## [SUPPLIED RECORDS]
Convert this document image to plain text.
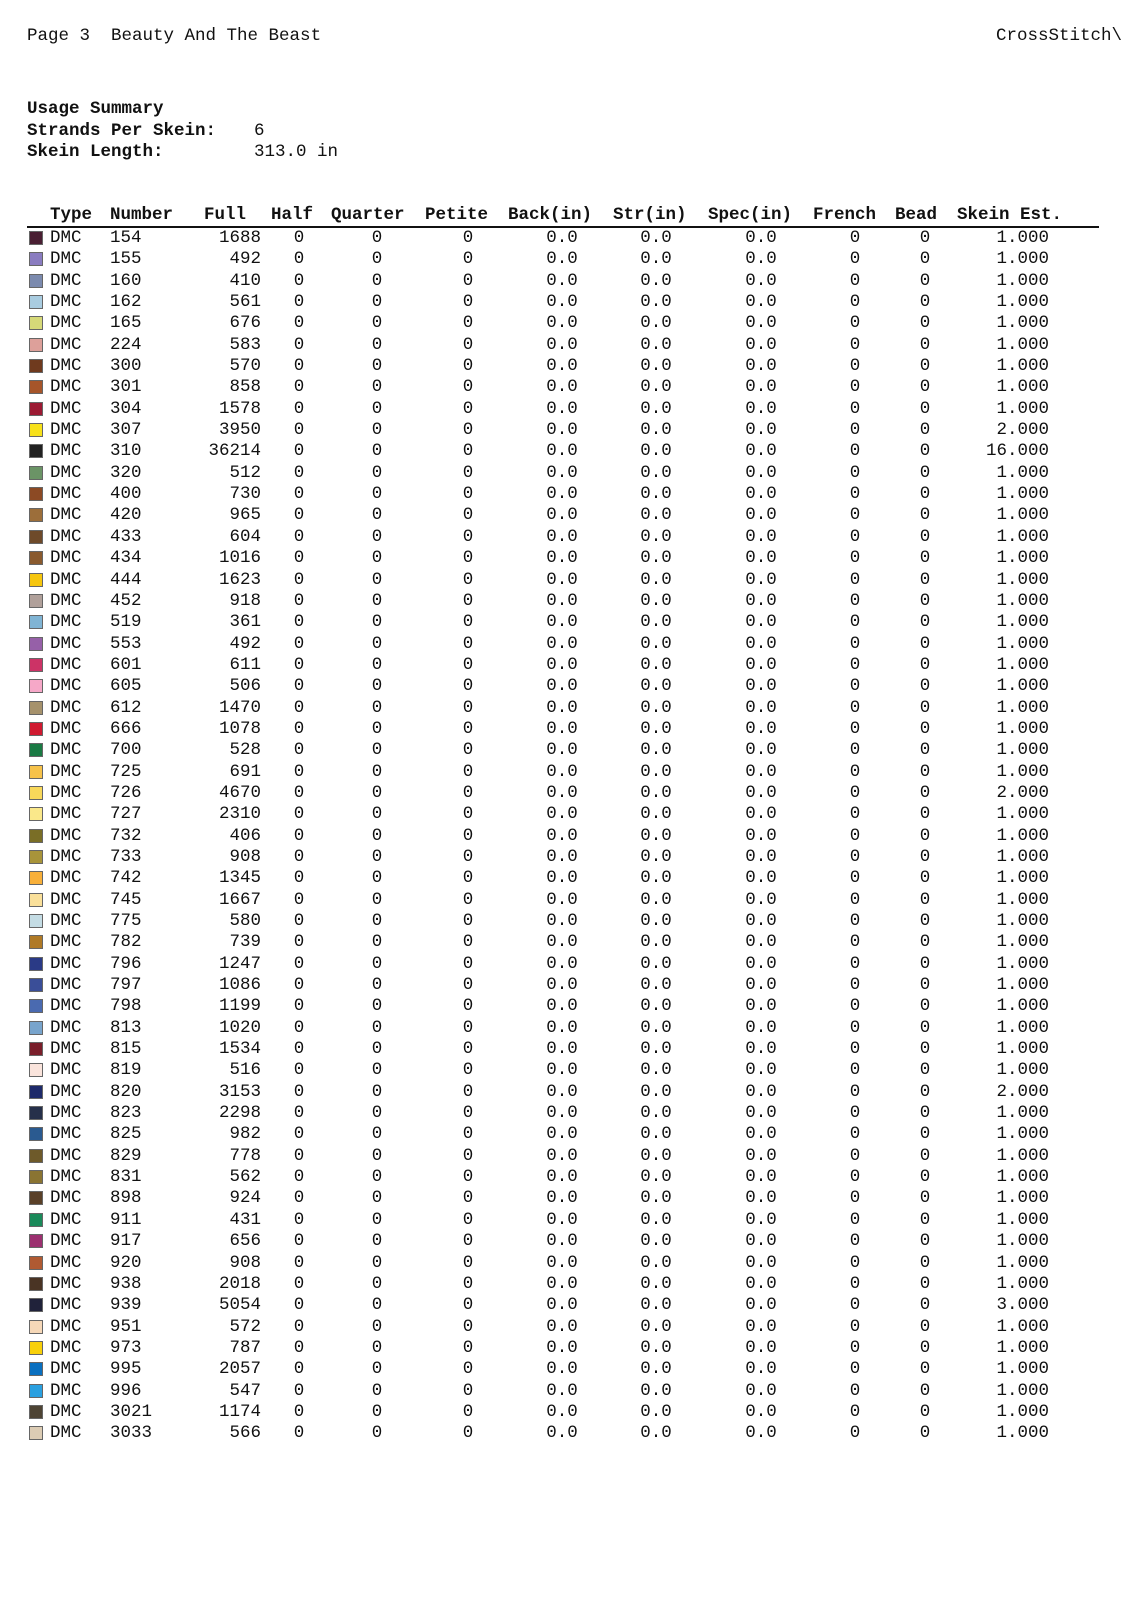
Page 3 Beauty And The Beast	CrossStitch\
Usage Summary
Strands Per Skein: 6
Skein Length:	313.0 in
Type Number Full Half Quarter Petite Back(in) Str(in) Spec(in) French Bead Skein Est.
DMC 154	1688 0	0	0	0.0	0.0	0.0	0	0	1.000
DMC 155	492 0	0	0	0.0	0.0	0.0	0	0	1.000
DMC 160	410 0	0	0	0.0	0.0	0.0	0	0	1.000
DMC 162	561 0	0	0	0.0	0.0	0.0	0	0	1.000
DMC 165	676 0	0	0	0.0	0.0	0.0	0	0	1.000
DMC 224	583 0	0	0	0.0	0.0	0.0	0	0	1.000
DMC 300	570 0	0	0	0.0	0.0	0.0	0	0	1.000
DMC 301	858 0	0	0	0.0	0.0	0.0	0	0	1.000
DMC 304	1578 0	0	0	0.0	0.0	0.0	0	0	1.000
DMC 307	3950 0	0	0	0.0	0.0	0.0	0	0	2.000
DMC 310	36214 0	0	0	0.0	0.0	0.0	0	0	16.000
DMC 320	512 0	0	0	0.0	0.0	0.0	0	0	1.000
DMC 400	730 0	0	0	0.0	0.0	0.0	0	0	1.000
DMC 420	965 0	0	0	0.0	0.0	0.0	0	0	1.000
DMC 433	604 0	0	0	0.0	0.0	0.0	0	0	1.000
DMC 434	1016 0	0	0	0.0	0.0	0.0	0	0	1.000
DMC 444	1623 0	0	0	0.0	0.0	0.0	0	0	1.000
DMC 452	918 0	0	0	0.0	0.0	0.0	0	0	1.000
DMC 519	361 0	0	0	0.0	0.0	0.0	0	0	1.000
DMC 553	492 0	0	0	0.0	0.0	0.0	0	0	1.000
DMC 601	611 0	0	0	0.0	0.0	0.0	0	0	1.000
DMC 605	506 0	0	0	0.0	0.0	0.0	0	0	1.000
DMC 612	1470 0	0	0	0.0	0.0	0.0	0	0	1.000
DMC 666	1078 0	0	0	0.0	0.0	0.0	0	0	1.000
DMC 700	528 0	0	0	0.0	0.0	0.0	0	0	1.000
DMC 725	691 0	0	0	0.0	0.0	0.0	0	0	1.000
DMC 726	4670 0	0	0	0.0	0.0	0.0	0	0	2.000
DMC 727	2310 0	0	0	0.0	0.0	0.0	0	0	1.000
DMC 732	406 0	0	0	0.0	0.0	0.0	0	0	1.000
DMC 733	908 0	0	0	0.0	0.0	0.0	0	0	1.000
DMC 742	1345 0	0	0	0.0	0.0	0.0	0	0	1.000
DMC 745	1667 0	0	0	0.0	0.0	0.0	0	0	1.000
DMC 775	580 0	0	0	0.0	0.0	0.0	0	0	1.000
DMC 782	739 0	0	0	0.0	0.0	0.0	0	0	1.000
DMC 796	1247 0	0	0	0.0	0.0	0.0	0	0	1.000
DMC 797	1086 0	0	0	0.0	0.0	0.0	0	0	1.000
DMC 798	1199 0	0	0	0.0	0.0	0.0	0	0	1.000
DMC 813	1020 0	0	0	0.0	0.0	0.0	0	0	1.000
DMC 815	1534 0	0	0	0.0	0.0	0.0	0	0	1.000
DMC 819	516 0	0	0	0.0	0.0	0.0	0	0	1.000
DMC 820	3153 0	0	0	0.0	0.0	0.0	0	0	2.000
DMC 823	2298 0	0	0	0.0	0.0	0.0	0	0	1.000
DMC 825	982 0	0	0	0.0	0.0	0.0	0	0	1.000
DMC 829	778 0	0	0	0.0	0.0	0.0	0	0	1.000
DMC 831	562 0	0	0	0.0	0.0	0.0	0	0	1.000
DMC 898	924 0	0	0	0.0	0.0	0.0	0	0	1.000
DMC 911	431 0	0	0	0.0	0.0	0.0	0	0	1.000
DMC 917	656 0	0	0	0.0	0.0	0.0	0	0	1.000
DMC 920	908 0	0	0	0.0	0.0	0.0	0	0	1.000
DMC 938	2018 0	0	0	0.0	0.0	0.0	0	0	1.000
DMC 939	5054 0	0	0	0.0	0.0	0.0	0	0	3.000
DMC 951	572 0	0	0	0.0	0.0	0.0	0	0	1.000
DMC 973	787 0	0	0	0.0	0.0	0.0	0	0	1.000
DMC 995	2057 0	0	0	0.0	0.0	0.0	0	0	1.000
DMC 996	547 0	0	0	0.0	0.0	0.0	0	0	1.000
DMC 3021	1174 0	0	0	0.0	0.0	0.0	0	0	1.000
DMC 3033	566 0	0	0	0.0	0.0	0.0	0	0	1.000
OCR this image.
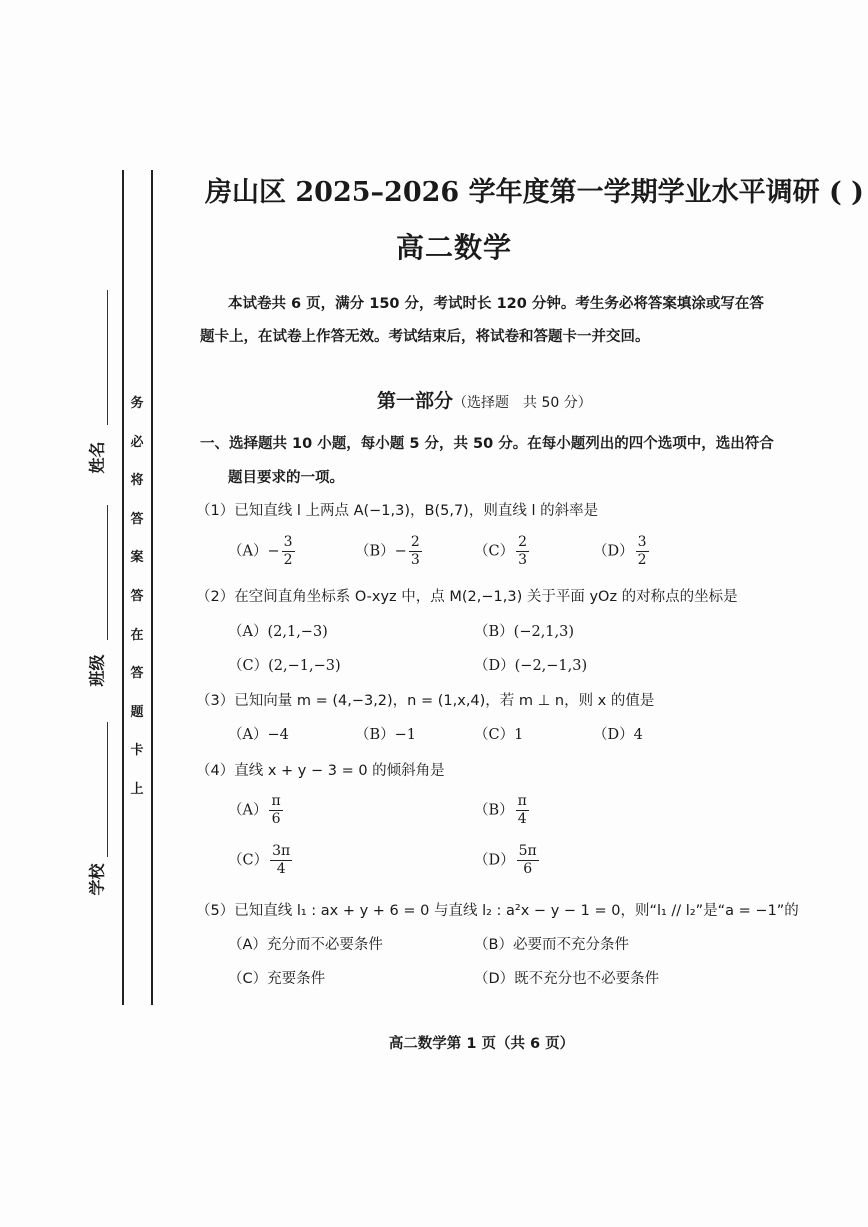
姓名
班级
学校
务
必
将
答
案
答
在
答
题
卡
上
房山区 2025–2026 学年度第一学期学业水平调研 ( )
高二数学
本试卷共 6 页，满分 150 分，考试时长 120 分钟。考生务必将答案填涂或写在答
题卡上，在试卷上作答无效。考试结束后，将试卷和答题卡一并交回。
第一部分（选择题　共 50 分）
一、选择题共 10 小题，每小题 5 分，共 50 分。在每小题列出的四个选项中，选出符合
题目要求的一项。
（1）已知直线 l 上两点 A(−1,3)，B(5,7)，则直线 l 的斜率是
$(A)- \frac{3}{2}$	$(B)- \frac{2}{3}$	$(C) \frac{2}{3}$	$(D) \frac{3}{2}$
（2）在空间直角坐标系 O-xyz 中，点 M(2,−1,3) 关于平面 yOz 的对称点的坐标是
（A）(2,1,−3)	（B）(−2,1,3)
（C）(2,−1,−3)	（D）(−2,−1,3)
（3）已知向量 m = (4,−3,2)，n = (1,x,4)，若 m ⊥ n，则 x 的值是
（A）−4	（B）−1	（C）1	（D）4
（4）直线 x + y − 3 = 0 的倾斜角是
$(A) \frac{\pi}{6}$	$(B) \frac{\pi}{4}$
$(C) \frac{3\pi}{4}$	$(D) \frac{5\pi}{6}$
（5）已知直线 l₁ : ax + y + 6 = 0 与直线 l₂ : a²x − y − 1 = 0，则“l₁ // l₂”是“a = −1”的
（A）充分而不必要条件	（B）必要而不充分条件
（C）充要条件	（D）既不充分也不必要条件
高二数学第 1 页（共 6 页）
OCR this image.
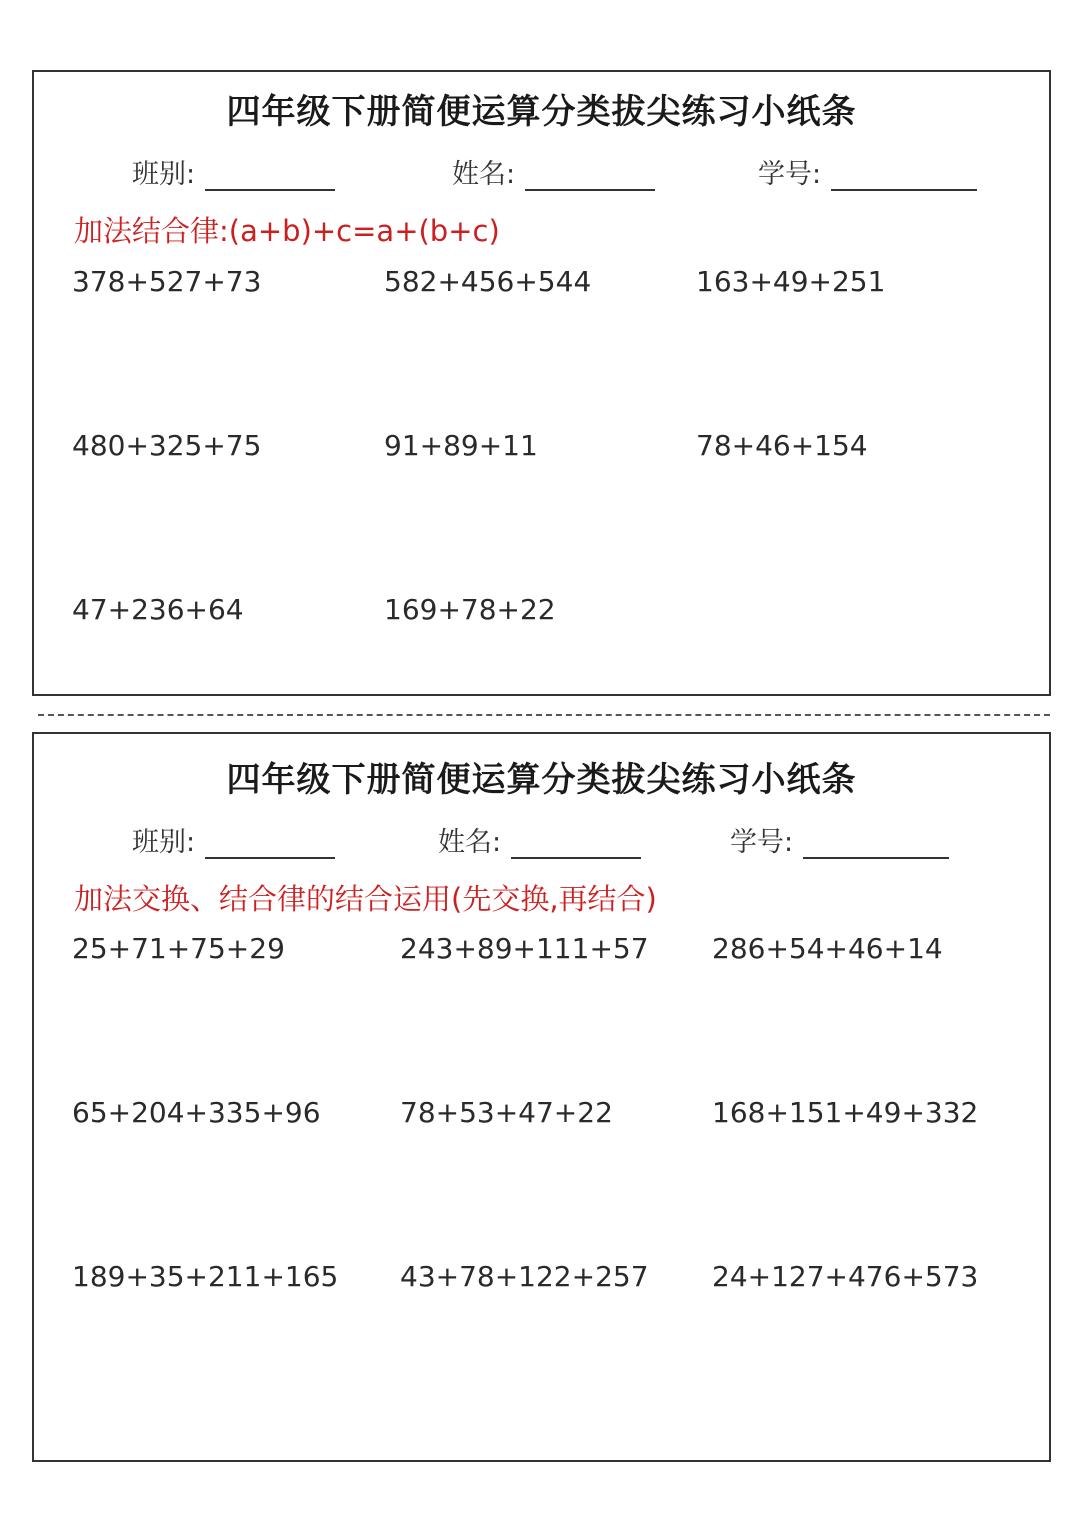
四年级下册简便运算分类拔尖练习小纸条
班别:	姓名:	学号:
加法结合律:(a+b)+c=a+(b+c)
378+527+73	582+456+544	163+49+251
480+325+75	91+89+11	78+46+154
47+236+64	169+78+22
四年级下册简便运算分类拔尖练习小纸条
班别:	姓名:	学号:
加法交换、结合律的结合运用(先交换,再结合)
25+71+75+29	243+89+111+57 286+54+46+14
65+204+335+96	78+53+47+22	168+151+49+332
189+35+211+165 43+78+122+257 24+127+476+573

## [INSTRUCTIONS FOR THE TASK]
Copy out the whole listing exactly, and don't carry over any pictures.

## [COMPLETED TASK]
Convert this document image to plain text.
Page 3 Beauty And The Beast	CrossStitch\
Usage Summary
Strands Per Skein: 6
Skein Length:	313.0 in
Type Number Full Half Quarter Petite Back(in) Str(in) Spec(in) French Bead Skein Est.
DMC 154	1688 0	0	0	0.0	0.0	0.0	0	0	1.000
DMC 155	492 0	0	0	0.0	0.0	0.0	0	0	1.000
DMC 160	410 0	0	0	0.0	0.0	0.0	0	0	1.000
DMC 162	561 0	0	0	0.0	0.0	0.0	0	0	1.000
DMC 165	676 0	0	0	0.0	0.0	0.0	0	0	1.000
DMC 224	583 0	0	0	0.0	0.0	0.0	0	0	1.000
DMC 300	570 0	0	0	0.0	0.0	0.0	0	0	1.000
DMC 301	858 0	0	0	0.0	0.0	0.0	0	0	1.000
DMC 304	1578 0	0	0	0.0	0.0	0.0	0	0	1.000
DMC 307	3950 0	0	0	0.0	0.0	0.0	0	0	2.000
DMC 310	36214 0	0	0	0.0	0.0	0.0	0	0	16.000
DMC 320	512 0	0	0	0.0	0.0	0.0	0	0	1.000
DMC 400	730 0	0	0	0.0	0.0	0.0	0	0	1.000
DMC 420	965 0	0	0	0.0	0.0	0.0	0	0	1.000
DMC 433	604 0	0	0	0.0	0.0	0.0	0	0	1.000
DMC 434	1016 0	0	0	0.0	0.0	0.0	0	0	1.000
DMC 444	1623 0	0	0	0.0	0.0	0.0	0	0	1.000
DMC 452	918 0	0	0	0.0	0.0	0.0	0	0	1.000
DMC 519	361 0	0	0	0.0	0.0	0.0	0	0	1.000
DMC 553	492 0	0	0	0.0	0.0	0.0	0	0	1.000
DMC 601	611 0	0	0	0.0	0.0	0.0	0	0	1.000
DMC 605	506 0	0	0	0.0	0.0	0.0	0	0	1.000
DMC 612	1470 0	0	0	0.0	0.0	0.0	0	0	1.000
DMC 666	1078 0	0	0	0.0	0.0	0.0	0	0	1.000
DMC 700	528 0	0	0	0.0	0.0	0.0	0	0	1.000
DMC 725	691 0	0	0	0.0	0.0	0.0	0	0	1.000
DMC 726	4670 0	0	0	0.0	0.0	0.0	0	0	2.000
DMC 727	2310 0	0	0	0.0	0.0	0.0	0	0	1.000
DMC 732	406 0	0	0	0.0	0.0	0.0	0	0	1.000
DMC 733	908 0	0	0	0.0	0.0	0.0	0	0	1.000
DMC 742	1345 0	0	0	0.0	0.0	0.0	0	0	1.000
DMC 745	1667 0	0	0	0.0	0.0	0.0	0	0	1.000
DMC 775	580 0	0	0	0.0	0.0	0.0	0	0	1.000
DMC 782	739 0	0	0	0.0	0.0	0.0	0	0	1.000
DMC 796	1247 0	0	0	0.0	0.0	0.0	0	0	1.000
DMC 797	1086 0	0	0	0.0	0.0	0.0	0	0	1.000
DMC 798	1199 0	0	0	0.0	0.0	0.0	0	0	1.000
DMC 813	1020 0	0	0	0.0	0.0	0.0	0	0	1.000
DMC 815	1534 0	0	0	0.0	0.0	0.0	0	0	1.000
DMC 819	516 0	0	0	0.0	0.0	0.0	0	0	1.000
DMC 820	3153 0	0	0	0.0	0.0	0.0	0	0	2.000
DMC 823	2298 0	0	0	0.0	0.0	0.0	0	0	1.000
DMC 825	982 0	0	0	0.0	0.0	0.0	0	0	1.000
DMC 829	778 0	0	0	0.0	0.0	0.0	0	0	1.000
DMC 831	562 0	0	0	0.0	0.0	0.0	0	0	1.000
DMC 898	924 0	0	0	0.0	0.0	0.0	0	0	1.000
DMC 911	431 0	0	0	0.0	0.0	0.0	0	0	1.000
DMC 917	656 0	0	0	0.0	0.0	0.0	0	0	1.000
DMC 920	908 0	0	0	0.0	0.0	0.0	0	0	1.000
DMC 938	2018 0	0	0	0.0	0.0	0.0	0	0	1.000
DMC 939	5054 0	0	0	0.0	0.0	0.0	0	0	3.000
DMC 951	572 0	0	0	0.0	0.0	0.0	0	0	1.000
DMC 973	787 0	0	0	0.0	0.0	0.0	0	0	1.000
DMC 995	2057 0	0	0	0.0	0.0	0.0	0	0	1.000
DMC 996	547 0	0	0	0.0	0.0	0.0	0	0	1.000
DMC 3021	1174 0	0	0	0.0	0.0	0.0	0	0	1.000
DMC 3033	566 0	0	0	0.0	0.0	0.0	0	0	1.000
OCR this image.
姓名
班级
学校
务
必
将
答
案
答
在
答
题
卡
上
房山区 2025–2026 学年度第一学期学业水平调研 ( )
高二数学
本试卷共 6 页，满分 150 分，考试时长 120 分钟。考生务必将答案填涂或写在答
题卡上，在试卷上作答无效。考试结束后，将试卷和答题卡一并交回。
第一部分（选择题　共 50 分）
一、选择题共 10 小题，每小题 5 分，共 50 分。在每小题列出的四个选项中，选出符合
题目要求的一项。
（1）已知直线 l 上两点 A(−1,3)，B(5,7)，则直线 l 的斜率是
$(A)- \frac{3}{2}$	$(B)- \frac{2}{3}$	$(C) \frac{2}{3}$	$(D) \frac{3}{2}$
（2）在空间直角坐标系 O-xyz 中，点 M(2,−1,3) 关于平面 yOz 的对称点的坐标是
（A）(2,1,−3)	（B）(−2,1,3)
（C）(2,−1,−3)	（D）(−2,−1,3)
（3）已知向量 m = (4,−3,2)，n = (1,x,4)，若 m ⊥ n，则 x 的值是
（A）−4	（B）−1	（C）1	（D）4
（4）直线 x + y − 3 = 0 的倾斜角是
$(A) \frac{\pi}{6}$	$(B) \frac{\pi}{4}$
$(C) \frac{3\pi}{4}$	$(D) \frac{5\pi}{6}$
（5）已知直线 l₁ : ax + y + 6 = 0 与直线 l₂ : a²x − y − 1 = 0，则“l₁ // l₂”是“a = −1”的
（A）充分而不必要条件	（B）必要而不充分条件
（C）充要条件	（D）既不充分也不必要条件
高二数学第 1 页（共 6 页）
OCR this image.
四年级下册简便运算分类拔尖练习小纸条
班别:	姓名:	学号:
加法结合律:(a+b)+c=a+(b+c)
378+527+73	582+456+544	163+49+251
480+325+75	91+89+11	78+46+154
47+236+64	169+78+22
四年级下册简便运算分类拔尖练习小纸条
班别:	姓名:	学号:
加法交换、结合律的结合运用(先交换,再结合)
25+71+75+29	243+89+111+57 286+54+46+14
65+204+335+96	78+53+47+22	168+151+49+332
189+35+211+165 43+78+122+257 24+127+476+573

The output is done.